§ **WRITTEN PROBLEM**
In full and without alteration, give the listing again.
— START OF MATERIAL PROVIDED —
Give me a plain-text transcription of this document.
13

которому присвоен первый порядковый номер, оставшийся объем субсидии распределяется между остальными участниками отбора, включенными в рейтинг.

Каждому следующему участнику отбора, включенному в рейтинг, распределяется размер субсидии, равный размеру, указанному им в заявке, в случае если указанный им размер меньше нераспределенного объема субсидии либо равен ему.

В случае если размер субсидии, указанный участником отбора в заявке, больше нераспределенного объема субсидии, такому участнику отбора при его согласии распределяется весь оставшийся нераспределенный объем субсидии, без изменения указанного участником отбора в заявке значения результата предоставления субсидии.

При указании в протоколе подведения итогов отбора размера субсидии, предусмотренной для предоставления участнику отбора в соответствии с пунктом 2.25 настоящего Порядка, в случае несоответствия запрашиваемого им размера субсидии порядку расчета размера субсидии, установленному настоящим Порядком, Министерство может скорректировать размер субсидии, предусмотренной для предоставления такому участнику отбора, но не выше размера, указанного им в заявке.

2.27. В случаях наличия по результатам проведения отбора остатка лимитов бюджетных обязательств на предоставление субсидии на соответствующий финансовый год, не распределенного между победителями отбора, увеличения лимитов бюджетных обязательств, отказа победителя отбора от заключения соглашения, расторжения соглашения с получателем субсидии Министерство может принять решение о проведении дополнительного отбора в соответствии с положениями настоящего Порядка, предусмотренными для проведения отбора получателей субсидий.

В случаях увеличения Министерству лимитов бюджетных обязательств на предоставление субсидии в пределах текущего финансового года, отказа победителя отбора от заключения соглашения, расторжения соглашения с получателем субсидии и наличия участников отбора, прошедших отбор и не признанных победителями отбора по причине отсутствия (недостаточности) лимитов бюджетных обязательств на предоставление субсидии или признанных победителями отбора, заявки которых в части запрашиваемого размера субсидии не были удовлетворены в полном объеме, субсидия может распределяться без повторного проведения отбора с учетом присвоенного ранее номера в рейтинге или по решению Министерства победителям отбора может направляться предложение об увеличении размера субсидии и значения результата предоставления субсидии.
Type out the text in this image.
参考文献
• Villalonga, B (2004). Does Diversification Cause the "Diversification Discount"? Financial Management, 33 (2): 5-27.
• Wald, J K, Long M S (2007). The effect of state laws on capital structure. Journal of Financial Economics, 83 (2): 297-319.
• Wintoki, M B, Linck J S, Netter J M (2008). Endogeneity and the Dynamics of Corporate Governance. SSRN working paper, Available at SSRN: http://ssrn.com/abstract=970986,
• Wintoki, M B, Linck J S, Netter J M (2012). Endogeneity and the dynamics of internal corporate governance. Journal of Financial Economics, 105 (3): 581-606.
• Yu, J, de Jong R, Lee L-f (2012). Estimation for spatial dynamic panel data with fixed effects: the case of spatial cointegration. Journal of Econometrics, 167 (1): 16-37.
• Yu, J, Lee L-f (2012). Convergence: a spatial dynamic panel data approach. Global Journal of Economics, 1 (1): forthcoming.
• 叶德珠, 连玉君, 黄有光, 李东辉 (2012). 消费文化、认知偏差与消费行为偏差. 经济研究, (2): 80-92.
— END OF MATERIAL PROVIDED —
§ **ANSWER TO THIS TASK**
Give me a plain-text transcription of this document.
13

которому присвоен первый порядковый номер, оставшийся объем субсидии распределяется между остальными участниками отбора, включенными в рейтинг.

Каждому следующему участнику отбора, включенному в рейтинг, распределяется размер субсидии, равный размеру, указанному им в заявке, в случае если указанный им размер меньше нераспределенного объема субсидии либо равен ему.

В случае если размер субсидии, указанный участником отбора в заявке, больше нераспределенного объема субсидии, такому участнику отбора при его согласии распределяется весь оставшийся нераспределенный объем субсидии, без изменения указанного участником отбора в заявке значения результата предоставления субсидии.

При указании в протоколе подведения итогов отбора размера субсидии, предусмотренной для предоставления участнику отбора в соответствии с пунктом 2.25 настоящего Порядка, в случае несоответствия запрашиваемого им размера субсидии порядку расчета размера субсидии, установленному настоящим Порядком, Министерство может скорректировать размер субсидии, предусмотренной для предоставления такому участнику отбора, но не выше размера, указанного им в заявке.

2.27. В случаях наличия по результатам проведения отбора остатка лимитов бюджетных обязательств на предоставление субсидии на соответствующий финансовый год, не распределенного между победителями отбора, увеличения лимитов бюджетных обязательств, отказа победителя отбора от заключения соглашения, расторжения соглашения с получателем субсидии Министерство может принять решение о проведении дополнительного отбора в соответствии с положениями настоящего Порядка, предусмотренными для проведения отбора получателей субсидий.

В случаях увеличения Министерству лимитов бюджетных обязательств на предоставление субсидии в пределах текущего финансового года, отказа победителя отбора от заключения соглашения, расторжения соглашения с получателем субсидии и наличия участников отбора, прошедших отбор и не признанных победителями отбора по причине отсутствия (недостаточности) лимитов бюджетных обязательств на предоставление субсидии или признанных победителями отбора, заявки которых в части запрашиваемого размера субсидии не были удовлетворены в полном объеме, субсидия может распределяться без повторного проведения отбора с учетом присвоенного ранее номера в рейтинге или по решению Министерства победителям отбора может направляться предложение об увеличении размера субсидии и значения результата предоставления субсидии.
Type out the text in this image.
参考文献
• Villalonga, B (2004). Does Diversification Cause the "Diversification Discount"? Financial Management, 33 (2): 5-27.
• Wald, J K, Long M S (2007). The effect of state laws on capital structure. Journal of Financial Economics, 83 (2): 297-319.
• Wintoki, M B, Linck J S, Netter J M (2008). Endogeneity and the Dynamics of Corporate Governance. SSRN working paper, Available at SSRN: http://ssrn.com/abstract=970986,
• Wintoki, M B, Linck J S, Netter J M (2012). Endogeneity and the dynamics of internal corporate governance. Journal of Financial Economics, 105 (3): 581-606.
• Yu, J, de Jong R, Lee L-f (2012). Estimation for spatial dynamic panel data with fixed effects: the case of spatial cointegration. Journal of Econometrics, 167 (1): 16-37.
• Yu, J, Lee L-f (2012). Convergence: a spatial dynamic panel data approach. Global Journal of Economics, 1 (1): forthcoming.
• 叶德珠, 连玉君, 黄有光, 李东辉 (2012). 消费文化、认知偏差与消费行为偏差. 经济研究, (2): 80-92.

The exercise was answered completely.